>> start RECORDS SHOWN

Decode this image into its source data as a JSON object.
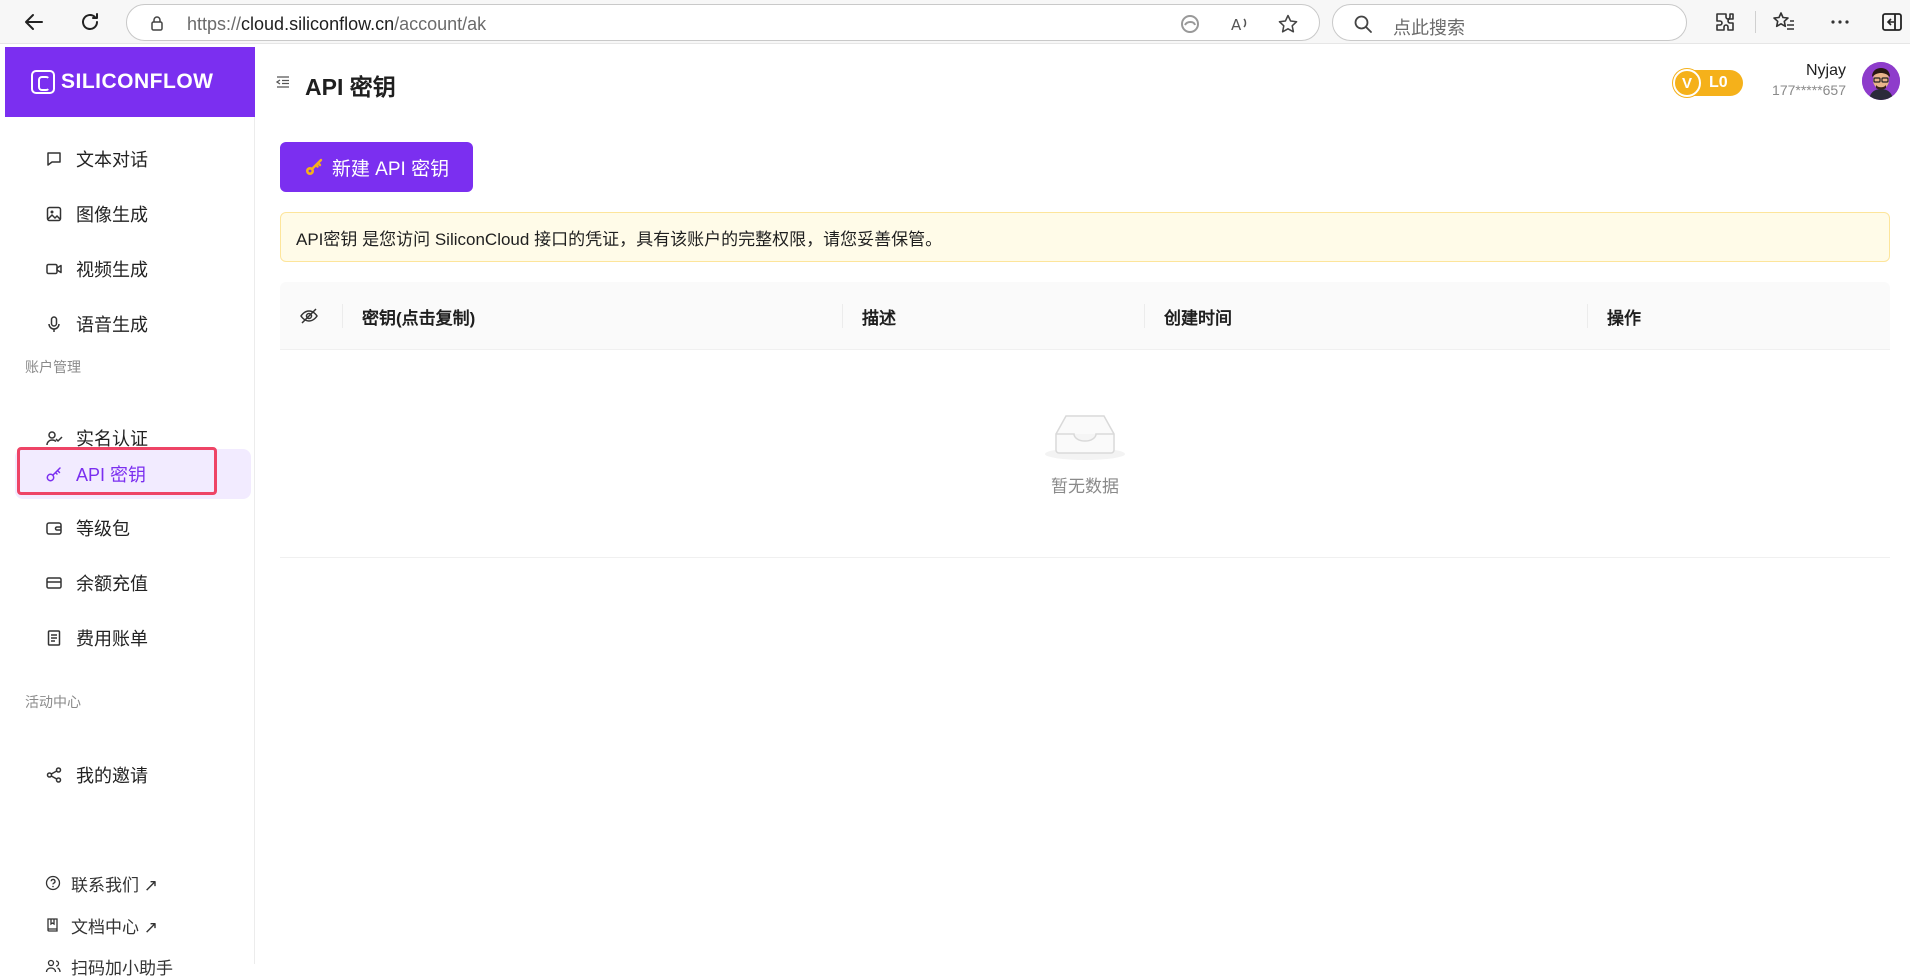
{
  "browser": {
    "url_prefix": "https://",
    "url_host": "cloud.siliconflow.cn",
    "url_path": "/account/ak",
    "search_placeholder": "点此搜索"
  },
  "sidebar": {
    "logo_text": "SILICONFLOW",
    "items": [
      {
        "label": "文本对话",
        "icon": "chat-icon"
      },
      {
        "label": "图像生成",
        "icon": "image-icon"
      },
      {
        "label": "视频生成",
        "icon": "video-icon"
      },
      {
        "label": "语音生成",
        "icon": "mic-icon"
      }
    ],
    "account_section": "账户管理",
    "account_items": [
      {
        "label": "实名认证",
        "icon": "user-check-icon"
      },
      {
        "label": "API 密钥",
        "icon": "key-icon",
        "active": true
      },
      {
        "label": "等级包",
        "icon": "wallet-icon"
      },
      {
        "label": "余额充值",
        "icon": "card-icon"
      },
      {
        "label": "费用账单",
        "icon": "bill-icon"
      }
    ],
    "activity_section": "活动中心",
    "activity_items": [
      {
        "label": "我的邀请",
        "icon": "share-icon"
      }
    ],
    "footer": [
      {
        "label": "联系我们 ↗",
        "icon": "help-icon"
      },
      {
        "label": "文档中心 ↗",
        "icon": "book-icon"
      },
      {
        "label": "扫码加小助手",
        "icon": "users-icon"
      }
    ]
  },
  "header": {
    "title": "API 密钥",
    "level_badge": "L0",
    "level_letter": "V",
    "user_name": "Nyjay",
    "user_phone": "177*****657"
  },
  "main": {
    "new_key_label": "新建 API 密钥",
    "notice": "API密钥 是您访问 SiliconCloud 接口的凭证，具有该账户的完整权限，请您妥善保管。",
    "columns": [
      "密钥(点击复制)",
      "描述",
      "创建时间",
      "操作"
    ],
    "empty_text": "暂无数据"
  },
  "colors": {
    "brand": "#7b2ff0",
    "active_bg": "#f2ebff",
    "highlight": "#ee4466",
    "badge": "#f5b11a"
  }
}
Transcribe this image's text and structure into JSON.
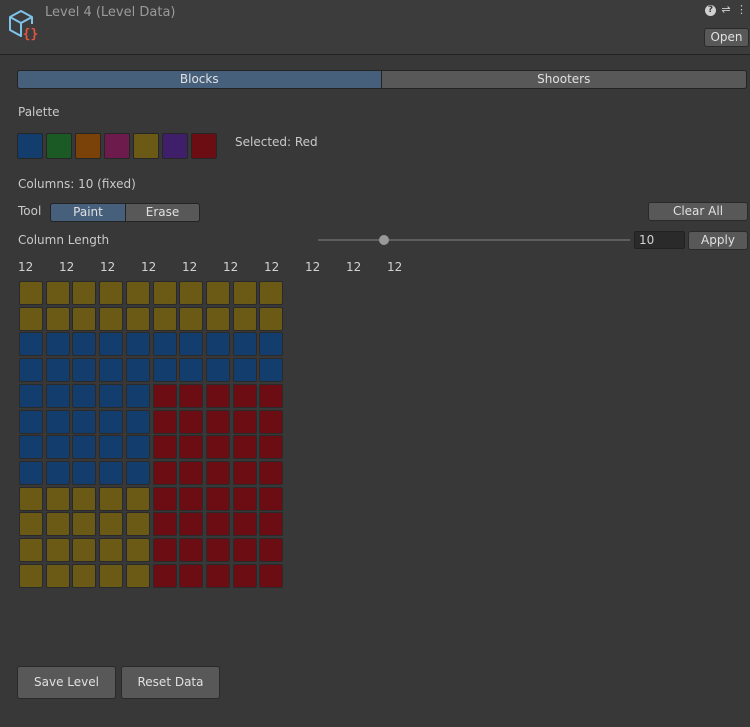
{
  "header": {
    "title": "Level 4 (Level Data)",
    "open_label": "Open",
    "icons": [
      "scriptable-object-icon",
      "help-icon",
      "settings-icon",
      "more-icon"
    ]
  },
  "tabs": [
    {
      "label": "Blocks",
      "selected": true
    },
    {
      "label": "Shooters",
      "selected": false
    }
  ],
  "palette": {
    "label": "Palette",
    "selected_text": "Selected: Red",
    "colors": [
      {
        "name": "Blue",
        "hex": "#133d6d"
      },
      {
        "name": "Green",
        "hex": "#1b5a24"
      },
      {
        "name": "Orange",
        "hex": "#7a4209"
      },
      {
        "name": "Pink",
        "hex": "#6d1a4c"
      },
      {
        "name": "Yellow",
        "hex": "#6a5a15"
      },
      {
        "name": "Purple",
        "hex": "#3f1f69"
      },
      {
        "name": "Red",
        "hex": "#6b0d12"
      }
    ]
  },
  "columns_text": "Columns: 10 (fixed)",
  "tool": {
    "label": "Tool",
    "paint_label": "Paint",
    "erase_label": "Erase",
    "selected": "Paint",
    "clear_all_label": "Clear All"
  },
  "column_length": {
    "label": "Column Length",
    "value": "10",
    "apply_label": "Apply",
    "slider_fraction": 0.21
  },
  "column_counts": [
    "12",
    "12",
    "12",
    "12",
    "12",
    "12",
    "12",
    "12",
    "12",
    "12"
  ],
  "cell_colors": {
    "Y": "#6a5a15",
    "B": "#133d6d",
    "R": "#6b0d12"
  },
  "grid": [
    "YYYYYYYYYY",
    "YYYYYYYYYY",
    "BBBBBBBBBB",
    "BBBBBBBBBB",
    "BBBBBRRRRR",
    "BBBBBRRRRR",
    "BBBBBRRRRR",
    "BBBBBRRRRR",
    "YYYYYRRRRR",
    "YYYYYRRRRR",
    "YYYYYRRRRR",
    "YYYYYRRRRR"
  ],
  "footer": {
    "save_label": "Save Level",
    "reset_label": "Reset Data"
  }
}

>> end RECORDS SHOWN

State how many lines of the listing include "object", and nothing more.

2